(Dataset entries)
▼
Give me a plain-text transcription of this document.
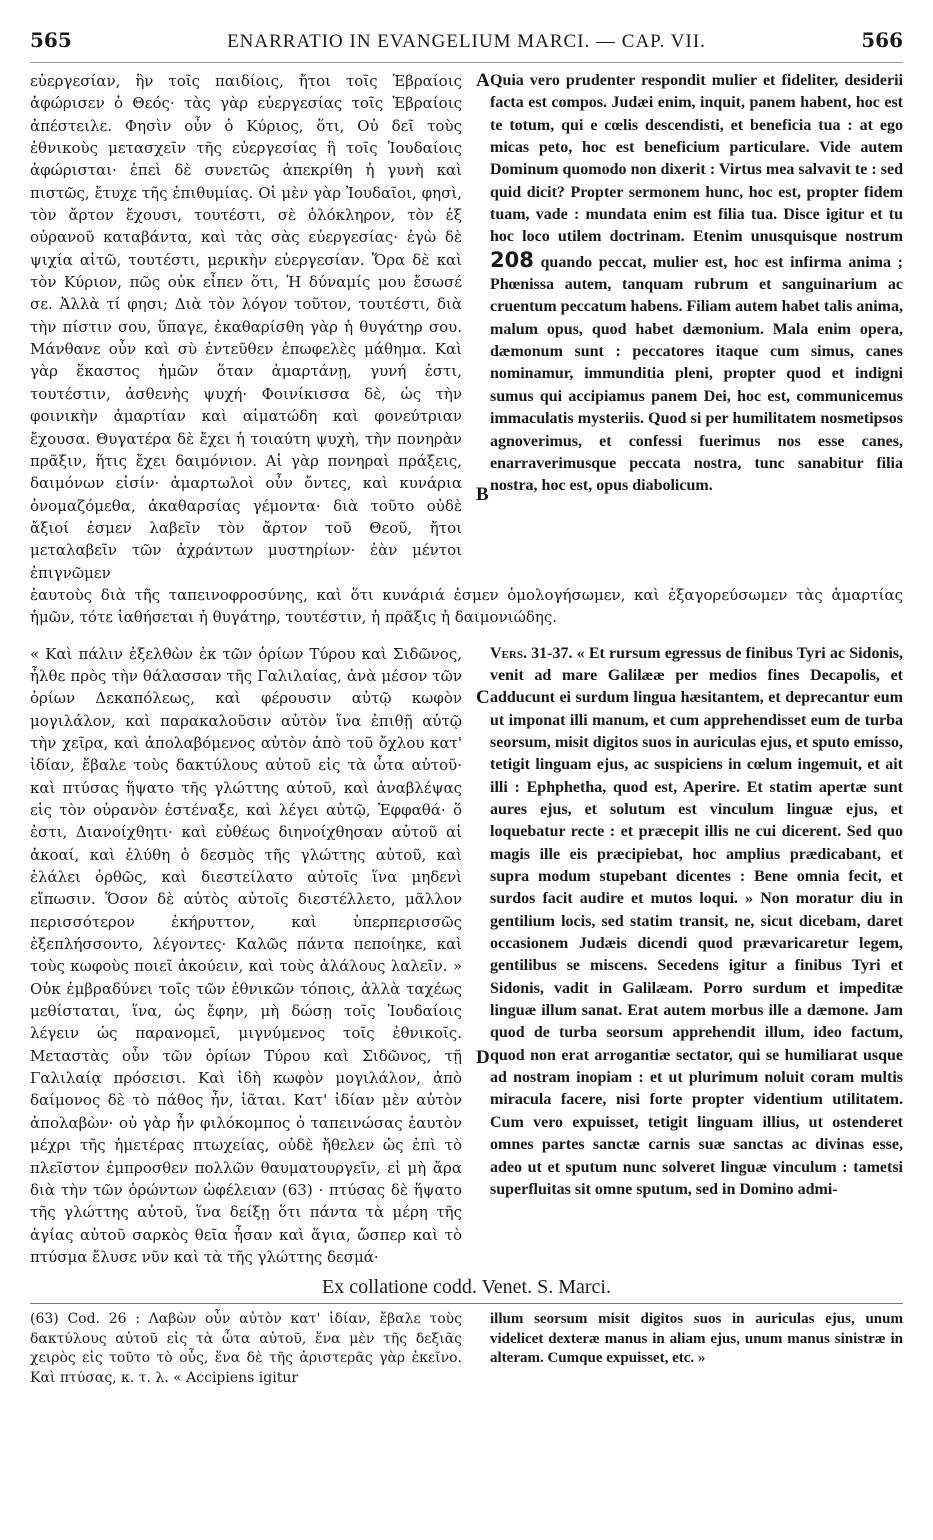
565	ENARRATIO IN EVANGELIUM MARCI. — CAP. VII.	566
A
B
εὐεργεσίαν, ἣν τοῖς παιδίοις, ἤτοι τοῖς Ἑβραίοις ἀφώρισεν ὁ Θεός· τὰς γὰρ εὐεργεσίας τοῖς Ἑβραίοις ἀπέστειλε. Φησὶν οὖν ὁ Κύριος, ὅτι, Οὐ δεῖ τοὺς ἐθνικοὺς μετασχεῖν τῆς εὐεργεσίας ἣ τοῖς Ἰουδαίοις ἀφώρισται· ἐπεὶ δὲ συνετῶς ἀπεκρίθη ἡ γυνὴ καὶ πιστῶς, ἔτυχε τῆς ἐπιθυμίας. Οἱ μὲν γὰρ Ἰουδαῖοι, φησὶ, τὸν ἄρτον ἔχουσι, τουτέστι, σὲ ὁλόκληρον, τὸν ἐξ οὐρανοῦ καταβάντα, καὶ τὰς σὰς εὐεργεσίας· ἐγὼ δὲ ψιχία αἰτῶ, τουτέστι, μερικὴν εὐεργεσίαν. Ὅρα δὲ καὶ τὸν Κύριον, πῶς οὐκ εἶπεν ὅτι, Ἡ δύναμίς μου ἔσωσέ σε. Ἀλλὰ τί φησι; Διὰ τὸν λόγον τοῦτον, τουτέστι, διὰ τὴν πίστιν σου, ὕπαγε, ἐκαθαρίσθη γὰρ ἡ θυγάτηρ σου. Μάνθανε οὖν καὶ σὺ ἐντεῦθεν ἐπωφελὲς μάθημα. Καὶ γὰρ ἕκαστος ἡμῶν ὅταν ἁμαρτάνῃ, γυνή ἐστι, τουτέστιν, ἀσθενὴς ψυχή· Φοινίκισσα δὲ, ὡς τὴν φοινικὴν ἁμαρτίαν καὶ αἱματώδη καὶ φονεύτριαν ἔχουσα. Θυγατέρα δὲ ἔχει ἡ τοιαύτη ψυχὴ, τὴν πονηρὰν πρᾶξιν, ἥτις ἔχει δαιμόνιον. Αἱ γὰρ πονηραὶ πράξεις, δαιμόνων εἰσίν· ἁμαρτωλοὶ οὖν ὄντες, καὶ κυνάρια ὀνομαζόμεθα, ἀκαθαρσίας γέμοντα· διὰ τοῦτο οὐδὲ ἄξιοί ἐσμεν λαβεῖν τὸν ἄρτον τοῦ Θεοῦ, ἤτοι μεταλαβεῖν τῶν ἀχράντων μυστηρίων· ἐὰν μέντοι ἐπιγνῶμεν
Quia vero prudenter respondit mulier et fideliter, desiderii facta est compos. Judæi enim, inquit, panem habent, hoc est te totum, qui e cœlis descendisti, et beneficia tua : at ego micas peto, hoc est beneficium particulare. Vide autem Dominum quomodo non dixerit : Virtus mea salvavit te : sed quid dicit? Propter sermonem hunc, hoc est, propter fidem tuam, vade : mundata enim est filia tua. Disce igitur et tu hoc loco utilem doctrinam. Etenim unusquisque nostrum 208 quando peccat, mulier est, hoc est infirma anima ; Phœnissa autem, tanquam rubrum et sanguinarium ac cruentum peccatum habens. Filiam autem habet talis anima, malum opus, quod habet dæmonium. Mala enim opera, dæmonum sunt : peccatores itaque cum simus, canes nominamur, immunditia pleni, propter quod et indigni sumus qui accipiamus panem Dei, hoc est, communicemus immaculatis mysteriis. Quod si per humilitatem nosmetipsos agnoverimus, et confessi fuerimus nos esse canes, enarraverimusque peccata nostra, tunc sanabitur filia nostra, hoc est, opus diabolicum.
ἑαυτοὺς διὰ τῆς ταπεινοφροσύνης, καὶ ὅτι κυνάριά ἐσμεν ὁμολογήσωμεν, καὶ ἐξαγορεύσωμεν τὰς ἁμαρτίας ἡμῶν, τότε ἰαθήσεται ἡ θυγάτηρ, τουτέστιν, ἡ πρᾶξις ἡ δαιμονιώδης.
C
D
« Καὶ πάλιν ἐξελθὼν ἐκ τῶν ὁρίων Τύρου καὶ Σιδῶνος, ἦλθε πρὸς τὴν θάλασσαν τῆς Γαλιλαίας, ἀνὰ μέσον τῶν ὁρίων Δεκαπόλεως, καὶ φέρουσιν αὐτῷ κωφὸν μογιλάλον, καὶ παρακαλοῦσιν αὐτὸν ἵνα ἐπιθῇ αὐτῷ τὴν χεῖρα, καὶ ἀπολαβόμενος αὐτὸν ἀπὸ τοῦ ὄχλου κατ' ἰδίαν, ἔβαλε τοὺς δακτύλους αὐτοῦ εἰς τὰ ὦτα αὐτοῦ· καὶ πτύσας ἥψατο τῆς γλώττης αὐτοῦ, καὶ ἀναβλέψας εἰς τὸν οὐρανὸν ἐστέναξε, καὶ λέγει αὐτῷ, Ἐφφαθά· ὅ ἐστι, Διανοίχθητι· καὶ εὐθέως διηνοίχθησαν αὐτοῦ αἱ ἀκοαί, καὶ ἐλύθη ὁ δεσμὸς τῆς γλώττης αὐτοῦ, καὶ ἐλάλει ὀρθῶς, καὶ διεστείλατο αὐτοῖς ἵνα μηδενὶ εἴπωσιν. Ὅσον δὲ αὐτὸς αὐτοῖς διεστέλλετο, μᾶλλον περισσότερον ἐκήρυττον, καὶ ὑπερπερισσῶς ἐξεπλήσσοντο, λέγοντες· Καλῶς πάντα πεποίηκε, καὶ τοὺς κωφοὺς ποιεῖ ἀκούειν, καὶ τοὺς ἀλάλους λαλεῖν. » Οὐκ ἐμβραδύνει τοῖς τῶν ἐθνικῶν τόποις, ἀλλὰ ταχέως μεθίσταται, ἵνα, ὡς ἔφην, μὴ δώσῃ τοῖς Ἰουδαίοις λέγειν ὡς παρανομεῖ, μιγνύμενος τοῖς ἐθνικοῖς. Μεταστὰς οὖν τῶν ὁρίων Τύρου καὶ Σιδῶνος, τῇ Γαλιλαίᾳ πρόσεισι. Καὶ ἰδὴ κωφὸν μογιλάλον, ἀπὸ δαίμονος δὲ τὸ πάθος ἦν, ἰᾶται. Κατ' ἰδίαν μὲν αὐτὸν ἀπολαβὼν· οὐ γὰρ ἦν φιλόκομπος ὁ ταπεινώσας ἑαυτὸν μέχρι τῆς ἡμετέρας πτωχείας, οὐδὲ ἤθελεν ὡς ἐπὶ τὸ πλεῖστον ἐμπροσθεν πολλῶν θαυματουργεῖν, εἰ μὴ ἄρα διὰ τὴν τῶν ὁρώντων ὠφέλειαν (63) · πτύσας δὲ ἥψατο τῆς γλώττης αὐτοῦ, ἵνα δείξῃ ὅτι πάντα τὰ μέρη τῆς ἁγίας αὐτοῦ σαρκὸς θεῖα ἦσαν καὶ ἅγια, ὥσπερ καὶ τὸ πτύσμα ἔλυσε νῦν καὶ τὰ τῆς γλώττης δεσμά·
Vers. 31-37. « Et rursum egressus de finibus Tyri ac Sidonis, venit ad mare Galilææ per medios fines Decapolis, et adducunt ei surdum lingua hæsitantem, et deprecantur eum ut imponat illi manum, et cum apprehendisset eum de turba seorsum, misit digitos suos in auriculas ejus, et sputo emisso, tetigit linguam ejus, ac suspiciens in cœlum ingemuit, et ait illi : Ephphetha, quod est, Aperire. Et statim apertæ sunt aures ejus, et solutum est vinculum linguæ ejus, et loquebatur recte : et præcepit illis ne cui dicerent. Sed quo magis ille eis præcipiebat, hoc amplius prædicabant, et supra modum stupebant dicentes : Bene omnia fecit, et surdos facit audire et mutos loqui. » Non moratur diu in gentilium locis, sed statim transit, ne, sicut dicebam, daret occasionem Judæis dicendi quod prævaricaretur legem, gentilibus se miscens. Secedens igitur a finibus Tyri et Sidonis, vadit in Galilæam. Porro surdum et impeditæ linguæ illum sanat. Erat autem morbus ille a dæmone. Jam quod de turba seorsum apprehendit illum, ideo factum, quod non erat arrogantiæ sectator, qui se humiliarat usque ad nostram inopiam : et ut plurimum noluit coram multis miracula facere, nisi forte propter videntium utilitatem. Cum vero expuisset, tetigit linguam illius, ut ostenderet omnes partes sanctæ carnis suæ sanctas ac divinas esse, adeo ut et sputum nunc solveret linguæ vinculum : tametsi superfluitas sit omne sputum, sed in Domino admi-
Ex collatione codd. Venet. S. Marci.
(63) Cod. 26 : Λαβὼν οὖν αὐτὸν κατ' ἰδίαν, ἔβαλε τοὺς δακτύλους αὐτοῦ εἰς τὰ ὦτα αὐτοῦ, ἕνα μὲν τῆς δεξιᾶς χειρὸς εἰς τοῦτο τὸ οὖς, ἕνα δὲ τῆς ἀριστερᾶς γὰρ ἐκεῖνο. Καὶ πτύσας, κ. τ. λ. « Accipiens igitur
illum seorsum misit digitos suos in auriculas ejus, unum videlicet dexteræ manus in aliam ejus, unum manus sinistræ in alteram. Cumque expuisset, etc. »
▲
### OBJECTIVE
Extract all lines from the material above that include the word "θυγάτηρ".

### ANSWER IN FULL
εὐεργεσίαν, ἣν τοῖς παιδίοις, ἤτοι τοῖς Ἑβραίοις ἀφώρισεν ὁ Θεός· τὰς γὰρ εὐεργεσίας τοῖς Ἑβραίοις ἀπέστειλε. Φησὶν οὖν ὁ Κύριος, ὅτι, Οὐ δεῖ τοὺς ἐθνικοὺς μετασχεῖν τῆς εὐεργεσίας ἣ τοῖς Ἰουδαίοις ἀφώρισται· ἐπεὶ δὲ συνετῶς ἀπεκρίθη ἡ γυνὴ καὶ πιστῶς, ἔτυχε τῆς ἐπιθυμίας. Οἱ μὲν γὰρ Ἰουδαῖοι, φησὶ, τὸν ἄρτον ἔχουσι, τουτέστι, σὲ ὁλόκληρον, τὸν ἐξ οὐρανοῦ καταβάντα, καὶ τὰς σὰς εὐεργεσίας· ἐγὼ δὲ ψιχία αἰτῶ, τουτέστι, μερικὴν εὐεργεσίαν. Ὅρα δὲ καὶ τὸν Κύριον, πῶς οὐκ εἶπεν ὅτι, Ἡ δύναμίς μου ἔσωσέ σε. Ἀλλὰ τί φησι; Διὰ τὸν λόγον τοῦτον, τουτέστι, διὰ τὴν πίστιν σου, ὕπαγε, ἐκαθαρίσθη γὰρ ἡ θυγάτηρ σου. Μάνθανε οὖν καὶ σὺ ἐντεῦθεν ἐπωφελὲς μάθημα. Καὶ γὰρ ἕκαστος ἡμῶν ὅταν ἁμαρτάνῃ, γυνή ἐστι, τουτέστιν, ἀσθενὴς ψυχή· Φοινίκισσα δὲ, ὡς τὴν φοινικὴν ἁμαρτίαν καὶ αἱματώδη καὶ φονεύτριαν ἔχουσα. Θυγατέρα δὲ ἔχει ἡ τοιαύτη ψυχὴ, τὴν πονηρὰν πρᾶξιν, ἥτις ἔχει δαιμόνιον. Αἱ γὰρ πονηραὶ πράξεις, δαιμόνων εἰσίν· ἁμαρτωλοὶ οὖν ὄντες, καὶ κυνάρια ὀνομαζόμεθα, ἀκαθαρσίας γέμοντα· διὰ τοῦτο οὐδὲ ἄξιοί ἐσμεν λαβεῖν τὸν ἄρτον τοῦ Θεοῦ, ἤτοι μεταλαβεῖν τῶν ἀχράντων μυστηρίων· ἐὰν μέντοι ἐπιγνῶμεν
ἑαυτοὺς διὰ τῆς ταπεινοφροσύνης, καὶ ὅτι κυνάριά ἐσμεν ὁμολογήσωμεν, καὶ ἐξαγορεύσωμεν τὰς ἁμαρτίας ἡμῶν, τότε ἰαθήσεται ἡ θυγάτηρ, τουτέστιν, ἡ πρᾶξις ἡ δαιμονιώδης.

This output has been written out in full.